● **WHAT IS ASKED**: Reproduce every entry in the listing without alteration.

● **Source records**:
# # # # #
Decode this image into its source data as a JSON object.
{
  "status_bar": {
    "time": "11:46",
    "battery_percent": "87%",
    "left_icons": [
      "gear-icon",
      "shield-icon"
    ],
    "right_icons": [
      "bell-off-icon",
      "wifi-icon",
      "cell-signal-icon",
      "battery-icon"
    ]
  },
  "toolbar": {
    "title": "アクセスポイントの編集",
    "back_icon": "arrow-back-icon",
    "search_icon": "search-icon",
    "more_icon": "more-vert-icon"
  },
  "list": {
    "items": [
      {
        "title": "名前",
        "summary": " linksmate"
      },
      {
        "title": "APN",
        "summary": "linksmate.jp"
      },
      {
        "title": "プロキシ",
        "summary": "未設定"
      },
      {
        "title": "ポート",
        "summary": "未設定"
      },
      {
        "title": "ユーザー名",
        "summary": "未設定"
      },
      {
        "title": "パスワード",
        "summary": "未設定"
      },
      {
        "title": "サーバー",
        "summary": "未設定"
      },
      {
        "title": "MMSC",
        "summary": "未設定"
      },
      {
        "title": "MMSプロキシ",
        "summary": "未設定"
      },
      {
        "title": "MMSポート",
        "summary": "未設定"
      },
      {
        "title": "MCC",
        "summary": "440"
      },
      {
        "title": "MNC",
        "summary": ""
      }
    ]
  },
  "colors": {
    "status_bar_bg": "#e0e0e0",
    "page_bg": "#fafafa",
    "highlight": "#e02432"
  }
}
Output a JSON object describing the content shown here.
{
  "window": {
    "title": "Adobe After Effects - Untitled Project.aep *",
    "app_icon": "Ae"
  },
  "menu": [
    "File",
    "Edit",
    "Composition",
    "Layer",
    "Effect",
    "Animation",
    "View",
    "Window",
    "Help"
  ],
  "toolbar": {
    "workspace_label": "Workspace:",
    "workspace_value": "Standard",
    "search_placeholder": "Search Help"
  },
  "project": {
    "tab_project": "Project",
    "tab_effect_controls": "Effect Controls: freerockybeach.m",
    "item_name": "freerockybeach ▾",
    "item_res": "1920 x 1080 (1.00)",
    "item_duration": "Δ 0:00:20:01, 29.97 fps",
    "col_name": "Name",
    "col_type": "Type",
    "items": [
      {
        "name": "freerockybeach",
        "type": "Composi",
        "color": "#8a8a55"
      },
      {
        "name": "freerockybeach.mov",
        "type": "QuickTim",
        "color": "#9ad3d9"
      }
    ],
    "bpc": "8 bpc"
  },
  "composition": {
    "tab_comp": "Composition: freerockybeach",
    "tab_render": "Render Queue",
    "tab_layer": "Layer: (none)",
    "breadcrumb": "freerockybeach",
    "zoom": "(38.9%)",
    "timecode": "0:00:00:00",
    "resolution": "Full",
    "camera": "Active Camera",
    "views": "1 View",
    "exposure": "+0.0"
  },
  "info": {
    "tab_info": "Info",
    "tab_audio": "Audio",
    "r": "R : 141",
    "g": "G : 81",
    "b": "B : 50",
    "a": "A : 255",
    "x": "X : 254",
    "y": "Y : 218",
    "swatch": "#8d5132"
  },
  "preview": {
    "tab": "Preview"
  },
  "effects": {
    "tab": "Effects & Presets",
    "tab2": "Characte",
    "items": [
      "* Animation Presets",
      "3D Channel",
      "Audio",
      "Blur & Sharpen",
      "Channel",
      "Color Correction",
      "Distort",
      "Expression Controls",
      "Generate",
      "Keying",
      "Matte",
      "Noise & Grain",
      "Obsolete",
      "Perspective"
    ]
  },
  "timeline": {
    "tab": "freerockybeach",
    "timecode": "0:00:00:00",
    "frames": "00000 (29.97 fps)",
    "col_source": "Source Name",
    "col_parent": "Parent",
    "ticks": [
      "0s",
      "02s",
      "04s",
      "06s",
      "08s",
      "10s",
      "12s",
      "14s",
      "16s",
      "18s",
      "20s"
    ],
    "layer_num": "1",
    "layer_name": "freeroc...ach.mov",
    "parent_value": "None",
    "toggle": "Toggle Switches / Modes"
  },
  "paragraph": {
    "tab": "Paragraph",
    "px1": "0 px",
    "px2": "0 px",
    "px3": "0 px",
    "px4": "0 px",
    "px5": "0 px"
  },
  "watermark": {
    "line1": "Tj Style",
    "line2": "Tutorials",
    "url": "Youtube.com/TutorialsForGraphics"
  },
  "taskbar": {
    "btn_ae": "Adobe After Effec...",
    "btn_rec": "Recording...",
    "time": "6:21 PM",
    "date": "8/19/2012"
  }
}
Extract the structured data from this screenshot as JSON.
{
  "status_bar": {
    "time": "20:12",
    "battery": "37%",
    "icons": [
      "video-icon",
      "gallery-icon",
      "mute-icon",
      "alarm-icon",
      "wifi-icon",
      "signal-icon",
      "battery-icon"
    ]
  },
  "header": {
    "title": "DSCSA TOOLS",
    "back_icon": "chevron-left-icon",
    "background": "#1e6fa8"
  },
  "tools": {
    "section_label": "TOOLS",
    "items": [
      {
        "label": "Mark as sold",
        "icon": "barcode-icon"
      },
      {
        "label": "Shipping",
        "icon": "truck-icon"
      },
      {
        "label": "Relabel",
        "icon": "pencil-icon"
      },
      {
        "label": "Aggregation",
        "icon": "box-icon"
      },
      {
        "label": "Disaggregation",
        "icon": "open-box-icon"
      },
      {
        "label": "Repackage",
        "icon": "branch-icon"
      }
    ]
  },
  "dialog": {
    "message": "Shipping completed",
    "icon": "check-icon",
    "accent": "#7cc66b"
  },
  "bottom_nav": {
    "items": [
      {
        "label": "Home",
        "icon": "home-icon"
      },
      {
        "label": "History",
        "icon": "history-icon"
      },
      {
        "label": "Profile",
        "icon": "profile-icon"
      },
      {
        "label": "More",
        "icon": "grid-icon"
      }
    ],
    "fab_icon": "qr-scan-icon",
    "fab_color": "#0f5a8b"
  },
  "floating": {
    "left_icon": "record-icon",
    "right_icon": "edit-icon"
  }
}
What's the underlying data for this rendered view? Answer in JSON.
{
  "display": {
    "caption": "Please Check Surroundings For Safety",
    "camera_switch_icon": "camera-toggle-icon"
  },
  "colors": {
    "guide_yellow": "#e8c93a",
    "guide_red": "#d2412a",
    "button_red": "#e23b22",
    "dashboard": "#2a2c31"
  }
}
# # # # #
● **SOLUTION**:
Decode this image into its source data as a JSON object.
{
  "status_bar": {
    "time": "11:46",
    "battery_percent": "87%",
    "left_icons": [
      "gear-icon",
      "shield-icon"
    ],
    "right_icons": [
      "bell-off-icon",
      "wifi-icon",
      "cell-signal-icon",
      "battery-icon"
    ]
  },
  "toolbar": {
    "title": "アクセスポイントの編集",
    "back_icon": "arrow-back-icon",
    "search_icon": "search-icon",
    "more_icon": "more-vert-icon"
  },
  "list": {
    "items": [
      {
        "title": "名前",
        "summary": " linksmate"
      },
      {
        "title": "APN",
        "summary": "linksmate.jp"
      },
      {
        "title": "プロキシ",
        "summary": "未設定"
      },
      {
        "title": "ポート",
        "summary": "未設定"
      },
      {
        "title": "ユーザー名",
        "summary": "未設定"
      },
      {
        "title": "パスワード",
        "summary": "未設定"
      },
      {
        "title": "サーバー",
        "summary": "未設定"
      },
      {
        "title": "MMSC",
        "summary": "未設定"
      },
      {
        "title": "MMSプロキシ",
        "summary": "未設定"
      },
      {
        "title": "MMSポート",
        "summary": "未設定"
      },
      {
        "title": "MCC",
        "summary": "440"
      },
      {
        "title": "MNC",
        "summary": ""
      }
    ]
  },
  "colors": {
    "status_bar_bg": "#e0e0e0",
    "page_bg": "#fafafa",
    "highlight": "#e02432"
  }
}
Output a JSON object describing the content shown here.
{
  "window": {
    "title": "Adobe After Effects - Untitled Project.aep *",
    "app_icon": "Ae"
  },
  "menu": [
    "File",
    "Edit",
    "Composition",
    "Layer",
    "Effect",
    "Animation",
    "View",
    "Window",
    "Help"
  ],
  "toolbar": {
    "workspace_label": "Workspace:",
    "workspace_value": "Standard",
    "search_placeholder": "Search Help"
  },
  "project": {
    "tab_project": "Project",
    "tab_effect_controls": "Effect Controls: freerockybeach.m",
    "item_name": "freerockybeach ▾",
    "item_res": "1920 x 1080 (1.00)",
    "item_duration": "Δ 0:00:20:01, 29.97 fps",
    "col_name": "Name",
    "col_type": "Type",
    "items": [
      {
        "name": "freerockybeach",
        "type": "Composi",
        "color": "#8a8a55"
      },
      {
        "name": "freerockybeach.mov",
        "type": "QuickTim",
        "color": "#9ad3d9"
      }
    ],
    "bpc": "8 bpc"
  },
  "composition": {
    "tab_comp": "Composition: freerockybeach",
    "tab_render": "Render Queue",
    "tab_layer": "Layer: (none)",
    "breadcrumb": "freerockybeach",
    "zoom": "(38.9%)",
    "timecode": "0:00:00:00",
    "resolution": "Full",
    "camera": "Active Camera",
    "views": "1 View",
    "exposure": "+0.0"
  },
  "info": {
    "tab_info": "Info",
    "tab_audio": "Audio",
    "r": "R : 141",
    "g": "G : 81",
    "b": "B : 50",
    "a": "A : 255",
    "x": "X : 254",
    "y": "Y : 218",
    "swatch": "#8d5132"
  },
  "preview": {
    "tab": "Preview"
  },
  "effects": {
    "tab": "Effects & Presets",
    "tab2": "Characte",
    "items": [
      "* Animation Presets",
      "3D Channel",
      "Audio",
      "Blur & Sharpen",
      "Channel",
      "Color Correction",
      "Distort",
      "Expression Controls",
      "Generate",
      "Keying",
      "Matte",
      "Noise & Grain",
      "Obsolete",
      "Perspective"
    ]
  },
  "timeline": {
    "tab": "freerockybeach",
    "timecode": "0:00:00:00",
    "frames": "00000 (29.97 fps)",
    "col_source": "Source Name",
    "col_parent": "Parent",
    "ticks": [
      "0s",
      "02s",
      "04s",
      "06s",
      "08s",
      "10s",
      "12s",
      "14s",
      "16s",
      "18s",
      "20s"
    ],
    "layer_num": "1",
    "layer_name": "freeroc...ach.mov",
    "parent_value": "None",
    "toggle": "Toggle Switches / Modes"
  },
  "paragraph": {
    "tab": "Paragraph",
    "px1": "0 px",
    "px2": "0 px",
    "px3": "0 px",
    "px4": "0 px",
    "px5": "0 px"
  },
  "watermark": {
    "line1": "Tj Style",
    "line2": "Tutorials",
    "url": "Youtube.com/TutorialsForGraphics"
  },
  "taskbar": {
    "btn_ae": "Adobe After Effec...",
    "btn_rec": "Recording...",
    "time": "6:21 PM",
    "date": "8/19/2012"
  }
}
Extract the structured data from this screenshot as JSON.
{
  "status_bar": {
    "time": "20:12",
    "battery": "37%",
    "icons": [
      "video-icon",
      "gallery-icon",
      "mute-icon",
      "alarm-icon",
      "wifi-icon",
      "signal-icon",
      "battery-icon"
    ]
  },
  "header": {
    "title": "DSCSA TOOLS",
    "back_icon": "chevron-left-icon",
    "background": "#1e6fa8"
  },
  "tools": {
    "section_label": "TOOLS",
    "items": [
      {
        "label": "Mark as sold",
        "icon": "barcode-icon"
      },
      {
        "label": "Shipping",
        "icon": "truck-icon"
      },
      {
        "label": "Relabel",
        "icon": "pencil-icon"
      },
      {
        "label": "Aggregation",
        "icon": "box-icon"
      },
      {
        "label": "Disaggregation",
        "icon": "open-box-icon"
      },
      {
        "label": "Repackage",
        "icon": "branch-icon"
      }
    ]
  },
  "dialog": {
    "message": "Shipping completed",
    "icon": "check-icon",
    "accent": "#7cc66b"
  },
  "bottom_nav": {
    "items": [
      {
        "label": "Home",
        "icon": "home-icon"
      },
      {
        "label": "History",
        "icon": "history-icon"
      },
      {
        "label": "Profile",
        "icon": "profile-icon"
      },
      {
        "label": "More",
        "icon": "grid-icon"
      }
    ],
    "fab_icon": "qr-scan-icon",
    "fab_color": "#0f5a8b"
  },
  "floating": {
    "left_icon": "record-icon",
    "right_icon": "edit-icon"
  }
}
What's the underlying data for this rendered view? Answer in JSON.
{
  "display": {
    "caption": "Please Check Surroundings For Safety",
    "camera_switch_icon": "camera-toggle-icon"
  },
  "colors": {
    "guide_yellow": "#e8c93a",
    "guide_red": "#d2412a",
    "button_red": "#e23b22",
    "dashboard": "#2a2c31"
  }
}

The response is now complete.